• INSTRUCTIONS FOR THE TASK: Output the data below in full, byte for byte. Nothing may differ.

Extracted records
--- start ---
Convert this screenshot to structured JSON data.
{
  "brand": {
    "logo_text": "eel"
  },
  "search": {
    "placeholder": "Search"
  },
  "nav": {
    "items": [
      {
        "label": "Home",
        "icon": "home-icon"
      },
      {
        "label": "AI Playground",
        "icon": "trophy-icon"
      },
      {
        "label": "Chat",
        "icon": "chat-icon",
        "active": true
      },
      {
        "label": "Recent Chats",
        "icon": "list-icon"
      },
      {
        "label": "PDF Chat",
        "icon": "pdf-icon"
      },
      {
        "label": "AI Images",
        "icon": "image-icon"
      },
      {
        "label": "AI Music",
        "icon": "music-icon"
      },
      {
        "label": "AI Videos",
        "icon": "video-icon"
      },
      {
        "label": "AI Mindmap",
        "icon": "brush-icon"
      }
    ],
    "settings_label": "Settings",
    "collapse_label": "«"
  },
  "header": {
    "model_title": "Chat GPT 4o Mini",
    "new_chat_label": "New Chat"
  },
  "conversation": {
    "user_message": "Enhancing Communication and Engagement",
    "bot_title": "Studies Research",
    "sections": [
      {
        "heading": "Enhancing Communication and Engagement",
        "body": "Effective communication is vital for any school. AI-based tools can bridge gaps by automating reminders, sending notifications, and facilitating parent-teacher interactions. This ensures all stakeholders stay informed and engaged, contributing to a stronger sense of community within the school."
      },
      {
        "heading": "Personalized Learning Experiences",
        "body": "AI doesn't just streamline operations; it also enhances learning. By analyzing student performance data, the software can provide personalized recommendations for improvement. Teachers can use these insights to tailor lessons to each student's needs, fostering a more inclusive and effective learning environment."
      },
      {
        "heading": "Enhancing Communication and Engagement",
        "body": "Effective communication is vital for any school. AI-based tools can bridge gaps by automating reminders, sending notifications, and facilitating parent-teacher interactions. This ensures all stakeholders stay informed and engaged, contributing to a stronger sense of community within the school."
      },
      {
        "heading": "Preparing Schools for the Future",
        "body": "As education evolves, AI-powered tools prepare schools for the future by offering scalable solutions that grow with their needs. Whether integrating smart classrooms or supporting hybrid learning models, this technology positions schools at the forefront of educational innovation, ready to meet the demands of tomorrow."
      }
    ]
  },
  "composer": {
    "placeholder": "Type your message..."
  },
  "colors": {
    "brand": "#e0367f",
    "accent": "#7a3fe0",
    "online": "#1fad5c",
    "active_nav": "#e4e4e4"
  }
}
--- end ---
• SOLUTION TO THIS EXERCISE:
Convert this screenshot to structured JSON data.
{
  "brand": {
    "logo_text": "eel"
  },
  "search": {
    "placeholder": "Search"
  },
  "nav": {
    "items": [
      {
        "label": "Home",
        "icon": "home-icon"
      },
      {
        "label": "AI Playground",
        "icon": "trophy-icon"
      },
      {
        "label": "Chat",
        "icon": "chat-icon",
        "active": true
      },
      {
        "label": "Recent Chats",
        "icon": "list-icon"
      },
      {
        "label": "PDF Chat",
        "icon": "pdf-icon"
      },
      {
        "label": "AI Images",
        "icon": "image-icon"
      },
      {
        "label": "AI Music",
        "icon": "music-icon"
      },
      {
        "label": "AI Videos",
        "icon": "video-icon"
      },
      {
        "label": "AI Mindmap",
        "icon": "brush-icon"
      }
    ],
    "settings_label": "Settings",
    "collapse_label": "«"
  },
  "header": {
    "model_title": "Chat GPT 4o Mini",
    "new_chat_label": "New Chat"
  },
  "conversation": {
    "user_message": "Enhancing Communication and Engagement",
    "bot_title": "Studies Research",
    "sections": [
      {
        "heading": "Enhancing Communication and Engagement",
        "body": "Effective communication is vital for any school. AI-based tools can bridge gaps by automating reminders, sending notifications, and facilitating parent-teacher interactions. This ensures all stakeholders stay informed and engaged, contributing to a stronger sense of community within the school."
      },
      {
        "heading": "Personalized Learning Experiences",
        "body": "AI doesn't just streamline operations; it also enhances learning. By analyzing student performance data, the software can provide personalized recommendations for improvement. Teachers can use these insights to tailor lessons to each student's needs, fostering a more inclusive and effective learning environment."
      },
      {
        "heading": "Enhancing Communication and Engagement",
        "body": "Effective communication is vital for any school. AI-based tools can bridge gaps by automating reminders, sending notifications, and facilitating parent-teacher interactions. This ensures all stakeholders stay informed and engaged, contributing to a stronger sense of community within the school."
      },
      {
        "heading": "Preparing Schools for the Future",
        "body": "As education evolves, AI-powered tools prepare schools for the future by offering scalable solutions that grow with their needs. Whether integrating smart classrooms or supporting hybrid learning models, this technology positions schools at the forefront of educational innovation, ready to meet the demands of tomorrow."
      }
    ]
  },
  "composer": {
    "placeholder": "Type your message..."
  },
  "colors": {
    "brand": "#e0367f",
    "accent": "#7a3fe0",
    "online": "#1fad5c",
    "active_nav": "#e4e4e4"
  }
}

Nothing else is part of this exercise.